§ **DATA FOR THIS TASK**:
----------------
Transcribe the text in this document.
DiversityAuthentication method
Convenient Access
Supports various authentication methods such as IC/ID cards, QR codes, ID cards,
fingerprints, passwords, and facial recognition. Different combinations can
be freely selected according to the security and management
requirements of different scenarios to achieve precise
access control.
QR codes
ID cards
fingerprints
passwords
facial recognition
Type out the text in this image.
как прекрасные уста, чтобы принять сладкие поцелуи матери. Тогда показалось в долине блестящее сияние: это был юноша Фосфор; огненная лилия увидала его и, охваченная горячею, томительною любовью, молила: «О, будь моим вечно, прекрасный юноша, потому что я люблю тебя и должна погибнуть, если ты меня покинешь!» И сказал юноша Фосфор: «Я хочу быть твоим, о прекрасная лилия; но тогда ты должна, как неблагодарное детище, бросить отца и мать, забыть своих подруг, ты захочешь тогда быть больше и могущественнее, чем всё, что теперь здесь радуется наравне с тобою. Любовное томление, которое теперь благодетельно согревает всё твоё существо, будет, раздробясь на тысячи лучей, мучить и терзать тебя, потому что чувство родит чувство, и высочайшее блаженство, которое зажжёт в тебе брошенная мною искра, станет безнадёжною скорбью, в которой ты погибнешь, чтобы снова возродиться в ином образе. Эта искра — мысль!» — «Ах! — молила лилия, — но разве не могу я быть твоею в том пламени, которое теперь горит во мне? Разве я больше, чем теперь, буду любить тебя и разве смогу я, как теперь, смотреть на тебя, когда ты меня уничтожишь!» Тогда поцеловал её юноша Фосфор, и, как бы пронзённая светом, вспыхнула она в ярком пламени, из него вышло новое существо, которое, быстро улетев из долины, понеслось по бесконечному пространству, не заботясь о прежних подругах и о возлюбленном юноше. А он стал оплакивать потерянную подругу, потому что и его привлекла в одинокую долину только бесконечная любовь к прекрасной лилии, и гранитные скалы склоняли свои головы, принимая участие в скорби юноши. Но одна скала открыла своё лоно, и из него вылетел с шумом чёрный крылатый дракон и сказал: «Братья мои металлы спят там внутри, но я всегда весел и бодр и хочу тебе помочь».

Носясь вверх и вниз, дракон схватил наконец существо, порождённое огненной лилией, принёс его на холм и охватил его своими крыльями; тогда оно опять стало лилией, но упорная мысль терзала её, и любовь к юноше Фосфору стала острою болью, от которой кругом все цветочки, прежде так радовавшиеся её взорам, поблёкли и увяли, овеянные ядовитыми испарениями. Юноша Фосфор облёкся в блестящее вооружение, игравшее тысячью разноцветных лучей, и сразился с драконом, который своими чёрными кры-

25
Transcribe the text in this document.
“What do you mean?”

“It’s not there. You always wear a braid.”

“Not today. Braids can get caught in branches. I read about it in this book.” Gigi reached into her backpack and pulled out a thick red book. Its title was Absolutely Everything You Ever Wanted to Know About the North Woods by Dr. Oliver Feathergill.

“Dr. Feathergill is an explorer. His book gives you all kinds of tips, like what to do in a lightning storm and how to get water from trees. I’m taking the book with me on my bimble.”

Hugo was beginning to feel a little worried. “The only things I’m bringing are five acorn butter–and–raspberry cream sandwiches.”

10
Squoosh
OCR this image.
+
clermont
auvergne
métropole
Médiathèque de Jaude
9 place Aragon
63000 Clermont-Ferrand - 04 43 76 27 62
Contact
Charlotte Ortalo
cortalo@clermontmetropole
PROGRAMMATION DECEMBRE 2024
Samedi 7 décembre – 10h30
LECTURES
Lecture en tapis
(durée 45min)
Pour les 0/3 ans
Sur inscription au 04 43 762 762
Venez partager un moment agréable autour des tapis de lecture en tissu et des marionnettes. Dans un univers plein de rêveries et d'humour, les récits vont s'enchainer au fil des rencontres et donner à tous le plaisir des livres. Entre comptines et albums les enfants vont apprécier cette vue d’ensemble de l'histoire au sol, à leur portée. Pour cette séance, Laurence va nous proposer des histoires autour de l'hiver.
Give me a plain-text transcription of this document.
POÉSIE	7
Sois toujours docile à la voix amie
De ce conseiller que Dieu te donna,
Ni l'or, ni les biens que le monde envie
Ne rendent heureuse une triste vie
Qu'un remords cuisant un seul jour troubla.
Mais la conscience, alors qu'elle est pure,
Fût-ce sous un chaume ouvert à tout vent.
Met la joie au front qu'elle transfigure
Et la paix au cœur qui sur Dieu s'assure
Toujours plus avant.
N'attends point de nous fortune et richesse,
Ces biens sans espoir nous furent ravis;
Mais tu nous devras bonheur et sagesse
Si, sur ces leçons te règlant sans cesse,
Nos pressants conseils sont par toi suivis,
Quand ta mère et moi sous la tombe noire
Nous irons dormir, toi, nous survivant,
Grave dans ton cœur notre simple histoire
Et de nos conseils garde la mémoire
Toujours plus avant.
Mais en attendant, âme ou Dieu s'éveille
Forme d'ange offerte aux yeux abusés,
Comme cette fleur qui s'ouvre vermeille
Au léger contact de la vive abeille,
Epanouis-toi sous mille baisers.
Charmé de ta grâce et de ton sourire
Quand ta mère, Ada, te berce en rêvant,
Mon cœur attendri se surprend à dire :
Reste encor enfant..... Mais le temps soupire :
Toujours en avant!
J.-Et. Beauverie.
----------------
§ **WHAT YOU HAVE TO DO**:
Print the complete listing again, exactly as it stands.

§ **RESPONSE TO THIS TASK**:
Transcribe the text in this document.
DiversityAuthentication method
Convenient Access
Supports various authentication methods such as IC/ID cards, QR codes, ID cards,
fingerprints, passwords, and facial recognition. Different combinations can
be freely selected according to the security and management
requirements of different scenarios to achieve precise
access control.
QR codes
ID cards
fingerprints
passwords
facial recognition
Type out the text in this image.
как прекрасные уста, чтобы принять сладкие поцелуи матери. Тогда показалось в долине блестящее сияние: это был юноша Фосфор; огненная лилия увидала его и, охваченная горячею, томительною любовью, молила: «О, будь моим вечно, прекрасный юноша, потому что я люблю тебя и должна погибнуть, если ты меня покинешь!» И сказал юноша Фосфор: «Я хочу быть твоим, о прекрасная лилия; но тогда ты должна, как неблагодарное детище, бросить отца и мать, забыть своих подруг, ты захочешь тогда быть больше и могущественнее, чем всё, что теперь здесь радуется наравне с тобою. Любовное томление, которое теперь благодетельно согревает всё твоё существо, будет, раздробясь на тысячи лучей, мучить и терзать тебя, потому что чувство родит чувство, и высочайшее блаженство, которое зажжёт в тебе брошенная мною искра, станет безнадёжною скорбью, в которой ты погибнешь, чтобы снова возродиться в ином образе. Эта искра — мысль!» — «Ах! — молила лилия, — но разве не могу я быть твоею в том пламени, которое теперь горит во мне? Разве я больше, чем теперь, буду любить тебя и разве смогу я, как теперь, смотреть на тебя, когда ты меня уничтожишь!» Тогда поцеловал её юноша Фосфор, и, как бы пронзённая светом, вспыхнула она в ярком пламени, из него вышло новое существо, которое, быстро улетев из долины, понеслось по бесконечному пространству, не заботясь о прежних подругах и о возлюбленном юноше. А он стал оплакивать потерянную подругу, потому что и его привлекла в одинокую долину только бесконечная любовь к прекрасной лилии, и гранитные скалы склоняли свои головы, принимая участие в скорби юноши. Но одна скала открыла своё лоно, и из него вылетел с шумом чёрный крылатый дракон и сказал: «Братья мои металлы спят там внутри, но я всегда весел и бодр и хочу тебе помочь».

Носясь вверх и вниз, дракон схватил наконец существо, порождённое огненной лилией, принёс его на холм и охватил его своими крыльями; тогда оно опять стало лилией, но упорная мысль терзала её, и любовь к юноше Фосфору стала острою болью, от которой кругом все цветочки, прежде так радовавшиеся её взорам, поблёкли и увяли, овеянные ядовитыми испарениями. Юноша Фосфор облёкся в блестящее вооружение, игравшее тысячью разноцветных лучей, и сразился с драконом, который своими чёрными кры-

25
Transcribe the text in this document.
“What do you mean?”

“It’s not there. You always wear a braid.”

“Not today. Braids can get caught in branches. I read about it in this book.” Gigi reached into her backpack and pulled out a thick red book. Its title was Absolutely Everything You Ever Wanted to Know About the North Woods by Dr. Oliver Feathergill.

“Dr. Feathergill is an explorer. His book gives you all kinds of tips, like what to do in a lightning storm and how to get water from trees. I’m taking the book with me on my bimble.”

Hugo was beginning to feel a little worried. “The only things I’m bringing are five acorn butter–and–raspberry cream sandwiches.”

10
Squoosh
OCR this image.
+
clermont
auvergne
métropole
Médiathèque de Jaude
9 place Aragon
63000 Clermont-Ferrand - 04 43 76 27 62
Contact
Charlotte Ortalo
cortalo@clermontmetropole
PROGRAMMATION DECEMBRE 2024
Samedi 7 décembre – 10h30
LECTURES
Lecture en tapis
(durée 45min)
Pour les 0/3 ans
Sur inscription au 04 43 762 762
Venez partager un moment agréable autour des tapis de lecture en tissu et des marionnettes. Dans un univers plein de rêveries et d'humour, les récits vont s'enchainer au fil des rencontres et donner à tous le plaisir des livres. Entre comptines et albums les enfants vont apprécier cette vue d’ensemble de l'histoire au sol, à leur portée. Pour cette séance, Laurence va nous proposer des histoires autour de l'hiver.
Give me a plain-text transcription of this document.
POÉSIE	7
Sois toujours docile à la voix amie
De ce conseiller que Dieu te donna,
Ni l'or, ni les biens que le monde envie
Ne rendent heureuse une triste vie
Qu'un remords cuisant un seul jour troubla.
Mais la conscience, alors qu'elle est pure,
Fût-ce sous un chaume ouvert à tout vent.
Met la joie au front qu'elle transfigure
Et la paix au cœur qui sur Dieu s'assure
Toujours plus avant.
N'attends point de nous fortune et richesse,
Ces biens sans espoir nous furent ravis;
Mais tu nous devras bonheur et sagesse
Si, sur ces leçons te règlant sans cesse,
Nos pressants conseils sont par toi suivis,
Quand ta mère et moi sous la tombe noire
Nous irons dormir, toi, nous survivant,
Grave dans ton cœur notre simple histoire
Et de nos conseils garde la mémoire
Toujours plus avant.
Mais en attendant, âme ou Dieu s'éveille
Forme d'ange offerte aux yeux abusés,
Comme cette fleur qui s'ouvre vermeille
Au léger contact de la vive abeille,
Epanouis-toi sous mille baisers.
Charmé de ta grâce et de ton sourire
Quand ta mère, Ada, te berce en rêvant,
Mon cœur attendri se surprend à dire :
Reste encor enfant..... Mais le temps soupire :
Toujours en avant!
J.-Et. Beauverie.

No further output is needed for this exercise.